§ Job
In the material below, identify each line bearing the word "dNtrk". Reproduce those lines.

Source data
····················

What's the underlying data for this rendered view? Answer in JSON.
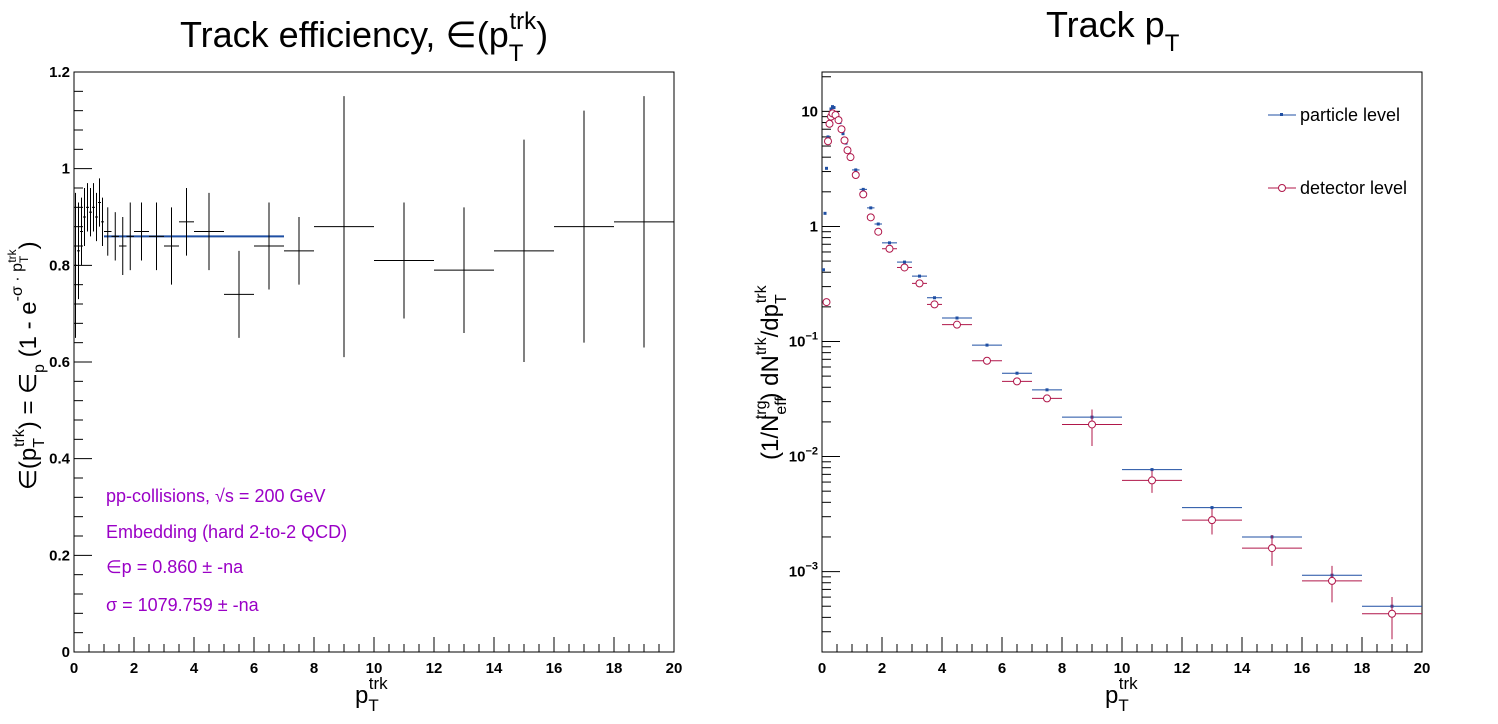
{
  "left_panel": {
    "title": "Track efficiency, ∈(p",
    "title_sub": "T",
    "title_sup": "trk",
    "title_close": ")",
    "xlabel_main": "p",
    "xlabel_sub": "T",
    "xlabel_sup": "trk",
    "ylabel": "∈(pTtrk) = ∈p (1 - e^(-σ · pTtrk))",
    "annotations": [
      "pp-collisions, √s = 200 GeV",
      "Embedding (hard 2-to-2 QCD)",
      "∈p = 0.860 ± -na",
      "σ = 1079.759 ± -na"
    ]
  },
  "right_panel": {
    "title": "Track p",
    "title_sub": "T",
    "xlabel_main": "p",
    "xlabel_sub": "T",
    "xlabel_sup": "trk",
    "ylabel": "(1/Nefftrg) dNtrk/dpTtrk",
    "legend": [
      "particle level",
      "detector level"
    ]
  },
  "colors": {
    "axis": "#000000",
    "efficiency_points": "#000000",
    "fit_line": "#1f4fa3",
    "annotation": "#9a00c6",
    "particle_level": "#1f4fa3",
    "detector_level": "#b0174a"
  },
  "chart_data": [
    {
      "type": "scatter",
      "title": "Track efficiency, ∈(pTtrk)",
      "xlabel": "pTtrk",
      "ylabel": "∈(pTtrk) = ∈p (1 - e^(-σ · pTtrk))",
      "xlim": [
        0,
        20
      ],
      "ylim": [
        0,
        1.2
      ],
      "xticks": [
        0,
        2,
        4,
        6,
        8,
        10,
        12,
        14,
        16,
        18,
        20
      ],
      "yticks": [
        0,
        0.2,
        0.4,
        0.6,
        0.8,
        1,
        1.2
      ],
      "grid": false,
      "series": [
        {
          "points": [
            {
              "x": 0.05,
              "y": 0.8,
              "xerr": 0.05,
              "yerr": 0.15
            },
            {
              "x": 0.15,
              "y": 0.83,
              "xerr": 0.05,
              "yerr": 0.1
            },
            {
              "x": 0.25,
              "y": 0.87,
              "xerr": 0.05,
              "yerr": 0.07
            },
            {
              "x": 0.35,
              "y": 0.9,
              "xerr": 0.05,
              "yerr": 0.06
            },
            {
              "x": 0.45,
              "y": 0.92,
              "xerr": 0.05,
              "yerr": 0.05
            },
            {
              "x": 0.55,
              "y": 0.91,
              "xerr": 0.05,
              "yerr": 0.05
            },
            {
              "x": 0.65,
              "y": 0.92,
              "xerr": 0.05,
              "yerr": 0.05
            },
            {
              "x": 0.75,
              "y": 0.9,
              "xerr": 0.05,
              "yerr": 0.05
            },
            {
              "x": 0.85,
              "y": 0.93,
              "xerr": 0.05,
              "yerr": 0.05
            },
            {
              "x": 0.95,
              "y": 0.89,
              "xerr": 0.05,
              "yerr": 0.05
            },
            {
              "x": 1.125,
              "y": 0.87,
              "xerr": 0.125,
              "yerr": 0.05
            },
            {
              "x": 1.375,
              "y": 0.86,
              "xerr": 0.125,
              "yerr": 0.05
            },
            {
              "x": 1.625,
              "y": 0.84,
              "xerr": 0.125,
              "yerr": 0.06
            },
            {
              "x": 1.875,
              "y": 0.86,
              "xerr": 0.125,
              "yerr": 0.07
            },
            {
              "x": 2.25,
              "y": 0.87,
              "xerr": 0.25,
              "yerr": 0.06
            },
            {
              "x": 2.75,
              "y": 0.86,
              "xerr": 0.25,
              "yerr": 0.07
            },
            {
              "x": 3.25,
              "y": 0.84,
              "xerr": 0.25,
              "yerr": 0.08
            },
            {
              "x": 3.75,
              "y": 0.89,
              "xerr": 0.25,
              "yerr": 0.07
            },
            {
              "x": 4.5,
              "y": 0.87,
              "xerr": 0.5,
              "yerr": 0.08
            },
            {
              "x": 5.5,
              "y": 0.74,
              "xerr": 0.5,
              "yerr": 0.09
            },
            {
              "x": 6.5,
              "y": 0.84,
              "xerr": 0.5,
              "yerr": 0.09
            },
            {
              "x": 7.5,
              "y": 0.83,
              "xerr": 0.5,
              "yerr": 0.07
            },
            {
              "x": 9.0,
              "y": 0.88,
              "xerr": 1.0,
              "yerr": 0.27
            },
            {
              "x": 11.0,
              "y": 0.81,
              "xerr": 1.0,
              "yerr": 0.12
            },
            {
              "x": 13.0,
              "y": 0.79,
              "xerr": 1.0,
              "yerr": 0.13
            },
            {
              "x": 15.0,
              "y": 0.83,
              "xerr": 1.0,
              "yerr": 0.23
            },
            {
              "x": 17.0,
              "y": 0.88,
              "xerr": 1.0,
              "yerr": 0.24
            },
            {
              "x": 19.0,
              "y": 0.89,
              "xerr": 1.0,
              "yerr": 0.26
            }
          ]
        }
      ],
      "fit": {
        "x_range": [
          1,
          7
        ],
        "y": 0.86
      }
    },
    {
      "type": "scatter",
      "title": "Track pT",
      "xlabel": "pTtrk",
      "ylabel": "(1/Nefftrg) dNtrk/dpTtrk",
      "xlim": [
        0,
        20
      ],
      "ylim": [
        0.0002,
        22
      ],
      "yscale": "log",
      "xticks": [
        0,
        2,
        4,
        6,
        8,
        10,
        12,
        14,
        16,
        18,
        20
      ],
      "yticks": [
        0.001,
        0.01,
        0.1,
        1,
        10
      ],
      "ytick_labels": [
        "10^-3",
        "10^-2",
        "10^-1",
        "1",
        "10"
      ],
      "grid": false,
      "legend_position": "top-right",
      "series": [
        {
          "name": "particle level",
          "marker": "dot",
          "points": [
            {
              "x": 0.05,
              "y": 0.42,
              "xerr": 0.05
            },
            {
              "x": 0.1,
              "y": 1.3,
              "xerr": 0.05
            },
            {
              "x": 0.15,
              "y": 3.2,
              "xerr": 0.05
            },
            {
              "x": 0.2,
              "y": 6.0,
              "xerr": 0.05
            },
            {
              "x": 0.25,
              "y": 9.0,
              "xerr": 0.05
            },
            {
              "x": 0.3,
              "y": 10.5,
              "xerr": 0.05
            },
            {
              "x": 0.35,
              "y": 11.0,
              "xerr": 0.05
            },
            {
              "x": 0.4,
              "y": 10.8,
              "xerr": 0.05
            },
            {
              "x": 0.5,
              "y": 9.6,
              "xerr": 0.05
            },
            {
              "x": 0.6,
              "y": 8.0,
              "xerr": 0.05
            },
            {
              "x": 0.7,
              "y": 6.4,
              "xerr": 0.05
            },
            {
              "x": 0.8,
              "y": 5.3,
              "xerr": 0.05
            },
            {
              "x": 0.9,
              "y": 4.4,
              "xerr": 0.05
            },
            {
              "x": 1.125,
              "y": 3.1,
              "xerr": 0.125
            },
            {
              "x": 1.375,
              "y": 2.1,
              "xerr": 0.125
            },
            {
              "x": 1.625,
              "y": 1.45,
              "xerr": 0.125
            },
            {
              "x": 1.875,
              "y": 1.05,
              "xerr": 0.125
            },
            {
              "x": 2.25,
              "y": 0.72,
              "xerr": 0.25
            },
            {
              "x": 2.75,
              "y": 0.49,
              "xerr": 0.25
            },
            {
              "x": 3.25,
              "y": 0.37,
              "xerr": 0.25
            },
            {
              "x": 3.75,
              "y": 0.24,
              "xerr": 0.25
            },
            {
              "x": 4.5,
              "y": 0.16,
              "xerr": 0.5
            },
            {
              "x": 5.5,
              "y": 0.093,
              "xerr": 0.5
            },
            {
              "x": 6.5,
              "y": 0.053,
              "xerr": 0.5
            },
            {
              "x": 7.5,
              "y": 0.038,
              "xerr": 0.5
            },
            {
              "x": 9.0,
              "y": 0.022,
              "xerr": 1.0
            },
            {
              "x": 11.0,
              "y": 0.0077,
              "xerr": 1.0
            },
            {
              "x": 13.0,
              "y": 0.0036,
              "xerr": 1.0
            },
            {
              "x": 15.0,
              "y": 0.002,
              "xerr": 1.0
            },
            {
              "x": 17.0,
              "y": 0.00093,
              "xerr": 1.0
            },
            {
              "x": 19.0,
              "y": 0.0005,
              "xerr": 1.0
            }
          ]
        },
        {
          "name": "detector level",
          "marker": "open-circle",
          "points": [
            {
              "x": 0.15,
              "y": 0.22,
              "xerr": 0.05
            },
            {
              "x": 0.2,
              "y": 5.5,
              "xerr": 0.05
            },
            {
              "x": 0.25,
              "y": 7.8,
              "xerr": 0.05
            },
            {
              "x": 0.3,
              "y": 9.0,
              "xerr": 0.05
            },
            {
              "x": 0.35,
              "y": 9.6,
              "xerr": 0.05
            },
            {
              "x": 0.45,
              "y": 9.3,
              "xerr": 0.05
            },
            {
              "x": 0.55,
              "y": 8.4,
              "xerr": 0.05
            },
            {
              "x": 0.65,
              "y": 7.0,
              "xerr": 0.05
            },
            {
              "x": 0.75,
              "y": 5.6,
              "xerr": 0.05
            },
            {
              "x": 0.85,
              "y": 4.6,
              "xerr": 0.05
            },
            {
              "x": 0.95,
              "y": 4.0,
              "xerr": 0.05
            },
            {
              "x": 1.125,
              "y": 2.8,
              "xerr": 0.125
            },
            {
              "x": 1.375,
              "y": 1.9,
              "xerr": 0.125
            },
            {
              "x": 1.625,
              "y": 1.2,
              "xerr": 0.125
            },
            {
              "x": 1.875,
              "y": 0.9,
              "xerr": 0.125
            },
            {
              "x": 2.25,
              "y": 0.64,
              "xerr": 0.25
            },
            {
              "x": 2.75,
              "y": 0.44,
              "xerr": 0.25
            },
            {
              "x": 3.25,
              "y": 0.32,
              "xerr": 0.25
            },
            {
              "x": 3.75,
              "y": 0.21,
              "xerr": 0.25
            },
            {
              "x": 4.5,
              "y": 0.14,
              "xerr": 0.5
            },
            {
              "x": 5.5,
              "y": 0.068,
              "xerr": 0.5
            },
            {
              "x": 6.5,
              "y": 0.045,
              "xerr": 0.5
            },
            {
              "x": 7.5,
              "y": 0.032,
              "xerr": 0.5
            },
            {
              "x": 9.0,
              "y": 0.019,
              "xerr": 1.0,
              "yerr_rel": 0.35
            },
            {
              "x": 11.0,
              "y": 0.0062,
              "xerr": 1.0,
              "yerr_rel": 0.22
            },
            {
              "x": 13.0,
              "y": 0.0028,
              "xerr": 1.0,
              "yerr_rel": 0.25
            },
            {
              "x": 15.0,
              "y": 0.0016,
              "xerr": 1.0,
              "yerr_rel": 0.3
            },
            {
              "x": 17.0,
              "y": 0.00083,
              "xerr": 1.0,
              "yerr_rel": 0.35
            },
            {
              "x": 19.0,
              "y": 0.00043,
              "xerr": 1.0,
              "yerr_rel": 0.4
            }
          ]
        }
      ]
    }
  ]
}
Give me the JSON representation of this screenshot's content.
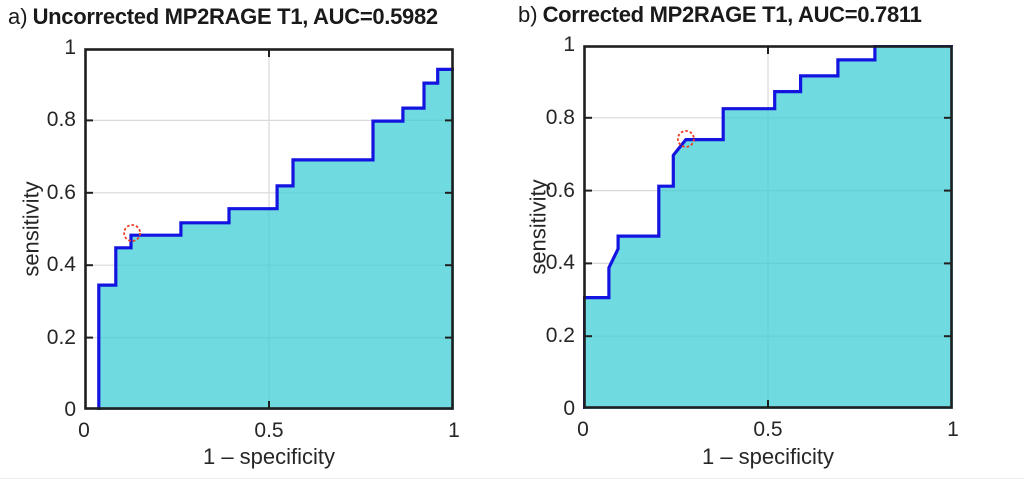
{
  "page": {
    "background": "#ffffff"
  },
  "chart_data": [
    {
      "type": "area",
      "panel_label": "a)",
      "title": "Uncorrected MP2RAGE T1, AUC=0.5982",
      "auc": "0.5982",
      "xlabel": "1 – specificity",
      "ylabel": "sensitivity",
      "xlim": [
        0,
        1
      ],
      "ylim": [
        0,
        1
      ],
      "xticks": [
        0,
        0.5,
        1
      ],
      "xticklabels": [
        "0",
        "0.5",
        "1"
      ],
      "yticks": [
        0,
        0.2,
        0.4,
        0.6,
        0.8,
        1
      ],
      "yticklabels": [
        "0",
        "0.2",
        "0.4",
        "0.6",
        "0.8",
        "1"
      ],
      "grid": {
        "x": [
          0.5
        ],
        "y": [
          0.2,
          0.4,
          0.6,
          0.8
        ]
      },
      "legend": "none",
      "series": [
        {
          "name": "ROC curve",
          "points": [
            [
              0.04,
              0.0
            ],
            [
              0.04,
              0.345
            ],
            [
              0.086,
              0.345
            ],
            [
              0.086,
              0.448
            ],
            [
              0.127,
              0.448
            ],
            [
              0.127,
              0.483
            ],
            [
              0.262,
              0.483
            ],
            [
              0.262,
              0.517
            ],
            [
              0.392,
              0.517
            ],
            [
              0.392,
              0.556
            ],
            [
              0.522,
              0.556
            ],
            [
              0.522,
              0.619
            ],
            [
              0.565,
              0.619
            ],
            [
              0.565,
              0.691
            ],
            [
              0.781,
              0.691
            ],
            [
              0.781,
              0.798
            ],
            [
              0.862,
              0.798
            ],
            [
              0.862,
              0.834
            ],
            [
              0.919,
              0.834
            ],
            [
              0.919,
              0.903
            ],
            [
              0.956,
              0.903
            ],
            [
              0.956,
              0.941
            ],
            [
              1.0,
              0.941
            ]
          ]
        }
      ],
      "optimal_point": [
        0.13,
        0.489
      ],
      "colors": {
        "line": "#1414e0",
        "fill": "rgba(55,205,214,0.72)",
        "marker": "#ef3b24",
        "axis": "#1f1f1f",
        "grid": "#d9d9d9"
      }
    },
    {
      "type": "area",
      "panel_label": "b)",
      "title": "Corrected MP2RAGE T1, AUC=0.7811",
      "auc": "0.7811",
      "xlabel": "1 – specificity",
      "ylabel": "sensitivity",
      "xlim": [
        0,
        1
      ],
      "ylim": [
        0,
        1
      ],
      "xticks": [
        0,
        0.5,
        1
      ],
      "xticklabels": [
        "0",
        "0.5",
        "1"
      ],
      "yticks": [
        0,
        0.2,
        0.4,
        0.6,
        0.8,
        1
      ],
      "yticklabels": [
        "0",
        "0.2",
        "0.4",
        "0.6",
        "0.8",
        "1"
      ],
      "grid": {
        "x": [
          0.5
        ],
        "y": [
          0.2,
          0.4,
          0.6,
          0.8
        ]
      },
      "legend": "none",
      "series": [
        {
          "name": "ROC curve",
          "points": [
            [
              0.0,
              0.0
            ],
            [
              0.0,
              0.306
            ],
            [
              0.07,
              0.306
            ],
            [
              0.07,
              0.388
            ],
            [
              0.095,
              0.44
            ],
            [
              0.095,
              0.475
            ],
            [
              0.205,
              0.475
            ],
            [
              0.205,
              0.612
            ],
            [
              0.244,
              0.612
            ],
            [
              0.244,
              0.697
            ],
            [
              0.278,
              0.74
            ],
            [
              0.379,
              0.74
            ],
            [
              0.379,
              0.825
            ],
            [
              0.518,
              0.825
            ],
            [
              0.518,
              0.872
            ],
            [
              0.588,
              0.872
            ],
            [
              0.588,
              0.915
            ],
            [
              0.689,
              0.915
            ],
            [
              0.689,
              0.959
            ],
            [
              0.789,
              0.959
            ],
            [
              0.789,
              1.0
            ],
            [
              1.0,
              1.0
            ]
          ]
        }
      ],
      "optimal_point": [
        0.278,
        0.742
      ],
      "colors": {
        "line": "#1414e0",
        "fill": "rgba(55,205,214,0.72)",
        "marker": "#ef3b24",
        "axis": "#1f1f1f",
        "grid": "#d9d9d9"
      }
    }
  ]
}
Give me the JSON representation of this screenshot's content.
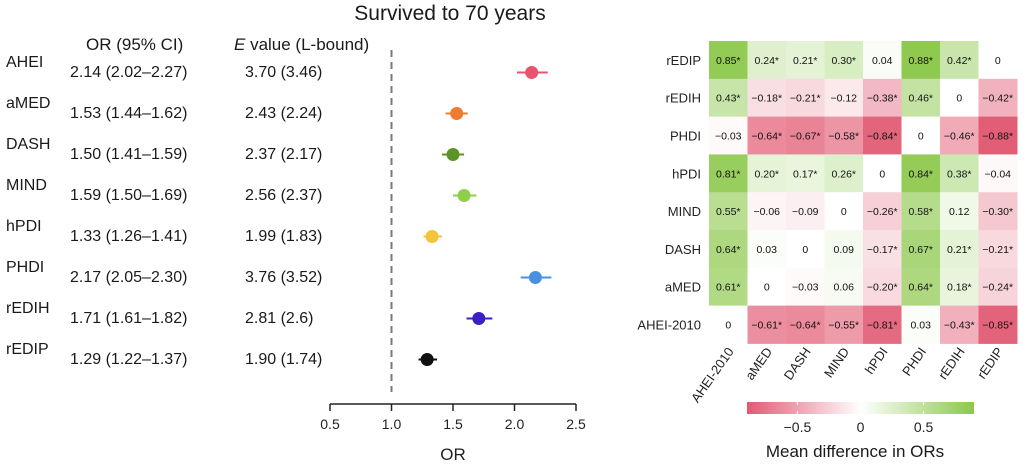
{
  "chart_data": [
    {
      "type": "scatter",
      "title": "Survived to 70 years",
      "col_headers": {
        "or": "OR (95% CI)",
        "evalue_prefix": "E",
        "evalue_rest": " value (L-bound)"
      },
      "xlabel": "OR",
      "xlim": [
        0.5,
        2.5
      ],
      "xticks": [
        "0.5",
        "1.0",
        "1.5",
        "2.0",
        "2.5"
      ],
      "reference_line": 1.0,
      "rows": [
        {
          "name": "AHEI",
          "or_text": "2.14 (2.02–2.27)",
          "evalue": "3.70 (3.46)",
          "or": 2.14,
          "lo": 2.02,
          "hi": 2.27,
          "color": "#e8546d"
        },
        {
          "name": "aMED",
          "or_text": "1.53 (1.44–1.62)",
          "evalue": "2.43 (2.24)",
          "or": 1.53,
          "lo": 1.44,
          "hi": 1.62,
          "color": "#f07a30"
        },
        {
          "name": "DASH",
          "or_text": "1.50 (1.41–1.59)",
          "evalue": "2.37 (2.17)",
          "or": 1.5,
          "lo": 1.41,
          "hi": 1.59,
          "color": "#5a9426"
        },
        {
          "name": "MIND",
          "or_text": "1.59 (1.50–1.69)",
          "evalue": "2.56 (2.37)",
          "or": 1.59,
          "lo": 1.5,
          "hi": 1.69,
          "color": "#8fcf4a"
        },
        {
          "name": "hPDI",
          "or_text": "1.33 (1.26–1.41)",
          "evalue": "1.99 (1.83)",
          "or": 1.33,
          "lo": 1.26,
          "hi": 1.41,
          "color": "#f5c23a"
        },
        {
          "name": "PHDI",
          "or_text": "2.17 (2.05–2.30)",
          "evalue": "3.76 (3.52)",
          "or": 2.17,
          "lo": 2.05,
          "hi": 2.3,
          "color": "#4a90e2"
        },
        {
          "name": "rEDIH",
          "or_text": "1.71 (1.61–1.82)",
          "evalue": "2.81 (2.6)",
          "or": 1.71,
          "lo": 1.61,
          "hi": 1.82,
          "color": "#3d1fc4"
        },
        {
          "name": "rEDIP",
          "or_text": "1.29 (1.22–1.37)",
          "evalue": "1.90 (1.74)",
          "or": 1.29,
          "lo": 1.22,
          "hi": 1.37,
          "color": "#111111"
        }
      ]
    },
    {
      "type": "heatmap",
      "rows": [
        "rEDIP",
        "rEDIH",
        "PHDI",
        "hPDI",
        "MIND",
        "DASH",
        "aMED",
        "AHEI-2010"
      ],
      "columns": [
        "AHEI-2010",
        "aMED",
        "DASH",
        "MIND",
        "hPDI",
        "PHDI",
        "rEDIH",
        "rEDIP"
      ],
      "values": [
        [
          0.85,
          0.24,
          0.21,
          0.3,
          0.04,
          0.88,
          0.42,
          0
        ],
        [
          0.43,
          -0.18,
          -0.21,
          -0.12,
          -0.38,
          0.46,
          0,
          -0.42
        ],
        [
          -0.03,
          -0.64,
          -0.67,
          -0.58,
          -0.84,
          0,
          -0.46,
          -0.88
        ],
        [
          0.81,
          0.2,
          0.17,
          0.26,
          0,
          0.84,
          0.38,
          -0.04
        ],
        [
          0.55,
          -0.06,
          -0.09,
          0,
          -0.26,
          0.58,
          0.12,
          -0.3
        ],
        [
          0.64,
          0.03,
          0,
          0.09,
          -0.17,
          0.67,
          0.21,
          -0.21
        ],
        [
          0.61,
          0,
          -0.03,
          0.06,
          -0.2,
          0.64,
          0.18,
          -0.24
        ],
        [
          0,
          -0.61,
          -0.64,
          -0.55,
          -0.81,
          0.03,
          -0.43,
          -0.85
        ]
      ],
      "labels": [
        [
          "0.85*",
          "0.24*",
          "0.21*",
          "0.30*",
          "0.04",
          "0.88*",
          "0.42*",
          "0"
        ],
        [
          "0.43*",
          "−0.18*",
          "−0.21*",
          "−0.12",
          "−0.38*",
          "0.46*",
          "0",
          "−0.42*"
        ],
        [
          "−0.03",
          "−0.64*",
          "−0.67*",
          "−0.58*",
          "−0.84*",
          "0",
          "−0.46*",
          "−0.88*"
        ],
        [
          "0.81*",
          "0.20*",
          "0.17*",
          "0.26*",
          "0",
          "0.84*",
          "0.38*",
          "−0.04"
        ],
        [
          "0.55*",
          "−0.06",
          "−0.09",
          "0",
          "−0.26*",
          "0.58*",
          "0.12",
          "−0.30*"
        ],
        [
          "0.64*",
          "0.03",
          "0",
          "0.09",
          "−0.17*",
          "0.67*",
          "0.21*",
          "−0.21*"
        ],
        [
          "0.61*",
          "0",
          "−0.03",
          "0.06",
          "−0.20*",
          "0.64*",
          "0.18*",
          "−0.24*"
        ],
        [
          "0",
          "−0.61*",
          "−0.64*",
          "−0.55*",
          "−0.81*",
          "0.03",
          "−0.43*",
          "−0.85*"
        ]
      ],
      "colorbar_range": [
        -0.9,
        0.9
      ],
      "colorbar_ticks": [
        "−0.5",
        "0",
        "0.5"
      ],
      "colorbar_title": "Mean difference in ORs",
      "colors": {
        "neg": "#e15a73",
        "mid": "#ffffff",
        "pos": "#8cc84b"
      }
    }
  ]
}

····················

§ Solution to this problem
    "ylabel": "(1/Nefftrg) dNtrk/dpTtrk",
      "ylabel": "(1/Nefftrg) dNtrk/dpTtrk",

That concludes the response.